(Dataset records)

=======

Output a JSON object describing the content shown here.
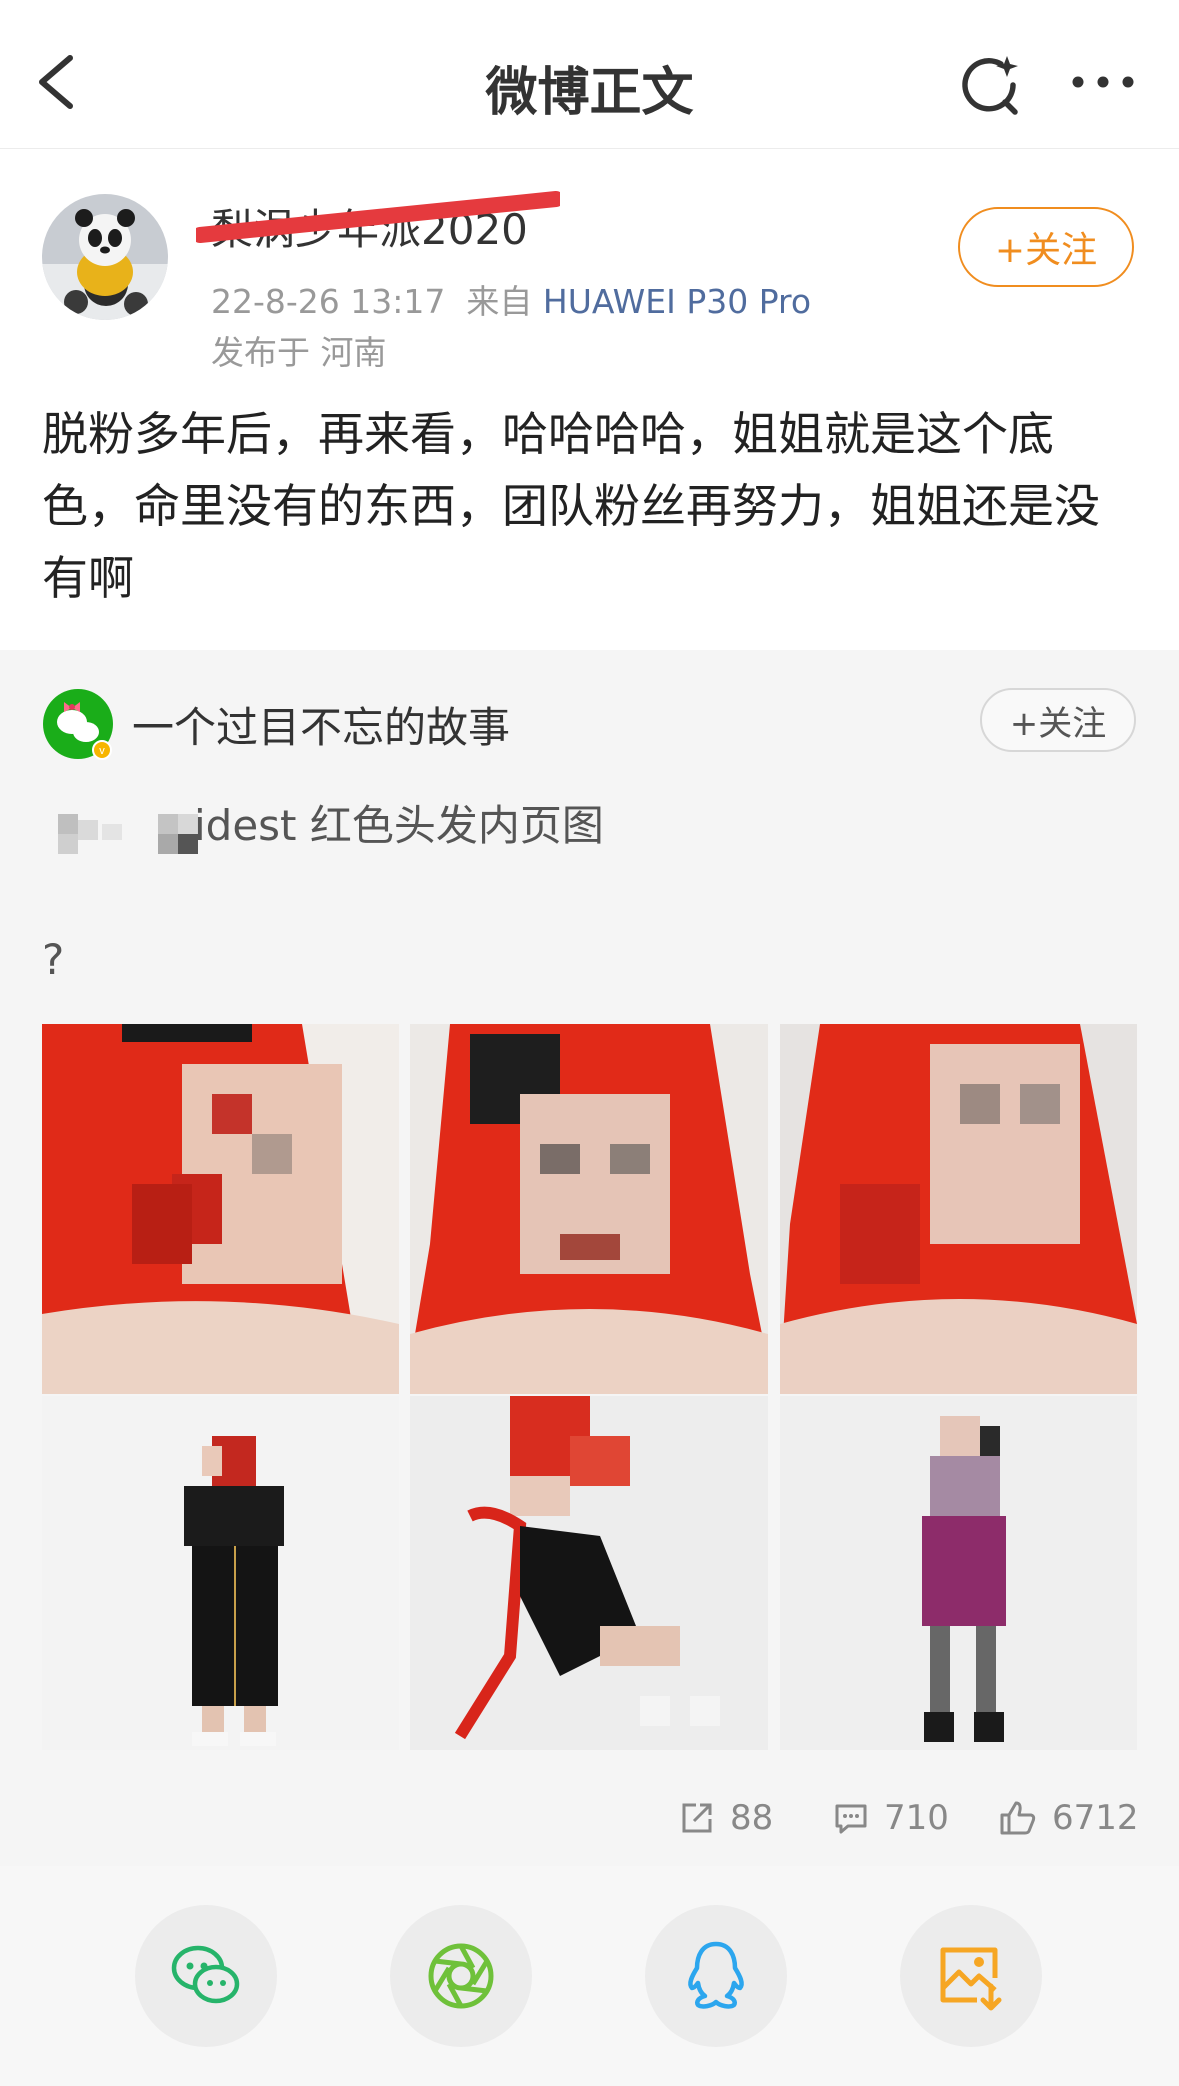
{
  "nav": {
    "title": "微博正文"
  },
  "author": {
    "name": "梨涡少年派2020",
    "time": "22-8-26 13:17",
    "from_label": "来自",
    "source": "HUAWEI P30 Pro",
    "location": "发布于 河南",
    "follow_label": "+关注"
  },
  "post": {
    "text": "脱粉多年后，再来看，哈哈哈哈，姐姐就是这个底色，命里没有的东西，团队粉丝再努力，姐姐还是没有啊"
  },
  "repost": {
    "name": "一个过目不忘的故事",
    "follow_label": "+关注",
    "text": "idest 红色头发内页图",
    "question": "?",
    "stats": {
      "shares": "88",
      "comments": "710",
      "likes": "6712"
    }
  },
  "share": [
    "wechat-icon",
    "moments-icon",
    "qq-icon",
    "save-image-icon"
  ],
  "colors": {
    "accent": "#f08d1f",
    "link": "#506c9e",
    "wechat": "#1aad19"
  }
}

=======

(EXERCISE REQUIREMENTS) Find all the lines containing "text" in the material, then copy them.

(FINAL RESULT)
    "text": "脱粉多年后，再来看，哈哈哈哈，姐姐就是这个底色，命里没有的东西，团队粉丝再努力，姐姐还是没有啊"
    "text": "idest 红色头发内页图",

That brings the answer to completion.